[start of SOURCE RECORDS]

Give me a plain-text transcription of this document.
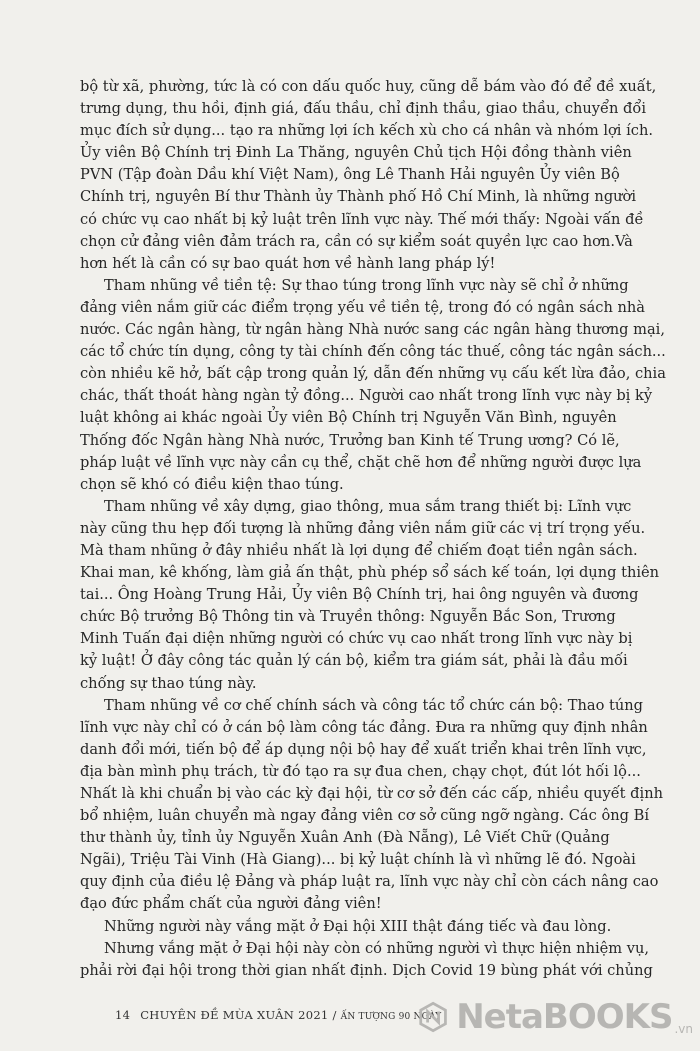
bộ từ xã, phường, tức là có con dấu quốc huy, cũng dễ bám vào đó để đề xuất,
trưng dụng, thu hồi, định giá, đấu thầu, chỉ định thầu, giao thầu, chuyển đổi
mục đích sử dụng... tạo ra những lợi ích kếch xù cho cá nhân và nhóm lợi ích.
Ủy viên Bộ Chính trị Đinh La Thăng, nguyên Chủ tịch Hội đồng thành viên
PVN (Tập đoàn Dầu khí Việt Nam), ông Lê Thanh Hải nguyên Ủy viên Bộ
Chính trị, nguyên Bí thư Thành ủy Thành phố Hồ Chí Minh, là những người
có chức vụ cao nhất bị kỷ luật trên lĩnh vực này. Thế mới thấy: Ngoài vấn đề
chọn cử đảng viên đảm trách ra, cần có sự kiểm soát quyền lực cao hơn.Và
hơn hết là cần có sự bao quát hơn về hành lang pháp lý!
Tham nhũng về tiền tệ: Sự thao túng trong lĩnh vực này sẽ chỉ ở những
đảng viên nắm giữ các điểm trọng yếu về tiền tệ, trong đó có ngân sách nhà
nước. Các ngân hàng, từ ngân hàng Nhà nước sang các ngân hàng thương mại,
các tổ chức tín dụng, công ty tài chính đến công tác thuế, công tác ngân sách...
còn nhiều kẽ hở, bất cập trong quản lý, dẫn đến những vụ cấu kết lừa đảo, chia
chác, thất thoát hàng ngàn tỷ đồng... Người cao nhất trong lĩnh vực này bị kỷ
luật không ai khác ngoài Ủy viên Bộ Chính trị Nguyễn Văn Bình, nguyên
Thống đốc Ngân hàng Nhà nước, Trưởng ban Kinh tế Trung ương? Có lẽ,
pháp luật về lĩnh vực này cần cụ thể, chặt chẽ hơn để những người được lựa
chọn sẽ khó có điều kiện thao túng.
Tham nhũng về xây dựng, giao thông, mua sắm trang thiết bị: Lĩnh vực
này cũng thu hẹp đối tượng là những đảng viên nắm giữ các vị trí trọng yếu.
Mà tham nhũng ở đây nhiều nhất là lợi dụng để chiếm đoạt tiền ngân sách.
Khai man, kê khống, làm giả ấn thật, phù phép sổ sách kế toán, lợi dụng thiên
tai... Ông Hoàng Trung Hải, Ủy viên Bộ Chính trị, hai ông nguyên và đương
chức Bộ trưởng Bộ Thông tin và Truyền thông: Nguyễn Bắc Son, Trương
Minh Tuấn đại diện những người có chức vụ cao nhất trong lĩnh vực này bị
kỷ luật! Ở đây công tác quản lý cán bộ, kiểm tra giám sát, phải là đầu mối
chống sự thao túng này.
Tham nhũng về cơ chế chính sách và công tác tổ chức cán bộ: Thao túng
lĩnh vực này chỉ có ở cán bộ làm công tác đảng. Đưa ra những quy định nhân
danh đổi mới, tiến bộ để áp dụng nội bộ hay để xuất triển khai trên lĩnh vực,
địa bàn mình phụ trách, từ đó tạo ra sự đua chen, chạy chọt, đút lót hối lộ...
Nhất là khi chuẩn bị vào các kỳ đại hội, từ cơ sở đến các cấp, nhiều quyết định
bổ nhiệm, luân chuyển mà ngay đảng viên cơ sở cũng ngỡ ngàng. Các ông Bí
thư thành ủy, tỉnh ủy Nguyễn Xuân Anh (Đà Nẵng), Lê Viết Chữ (Quảng
Ngãi), Triệu Tài Vinh (Hà Giang)... bị kỷ luật chính là vì những lẽ đó. Ngoài
quy định của điều lệ Đảng và pháp luật ra, lĩnh vực này chỉ còn cách nâng cao
đạo đức phẩm chất của người đảng viên!
Những người này vắng mặt ở Đại hội XIII thật đáng tiếc và đau lòng.
Nhưng vắng mặt ở Đại hội này còn có những người vì thực hiện nhiệm vụ,
phải rời đại hội trong thời gian nhất định. Dịch Covid 19 bùng phát với chủng
14 CHUYÊN ĐỀ MÙA XUÂN 2021 / ẤN TƯỢNG 90 NGÀY NetaBOOKS .vn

[end of SOURCE RECORDS]

The required answer is a single number: the count of lines in the entries that hold the string "chọn".

ANSWER TO THE EXERCISE
2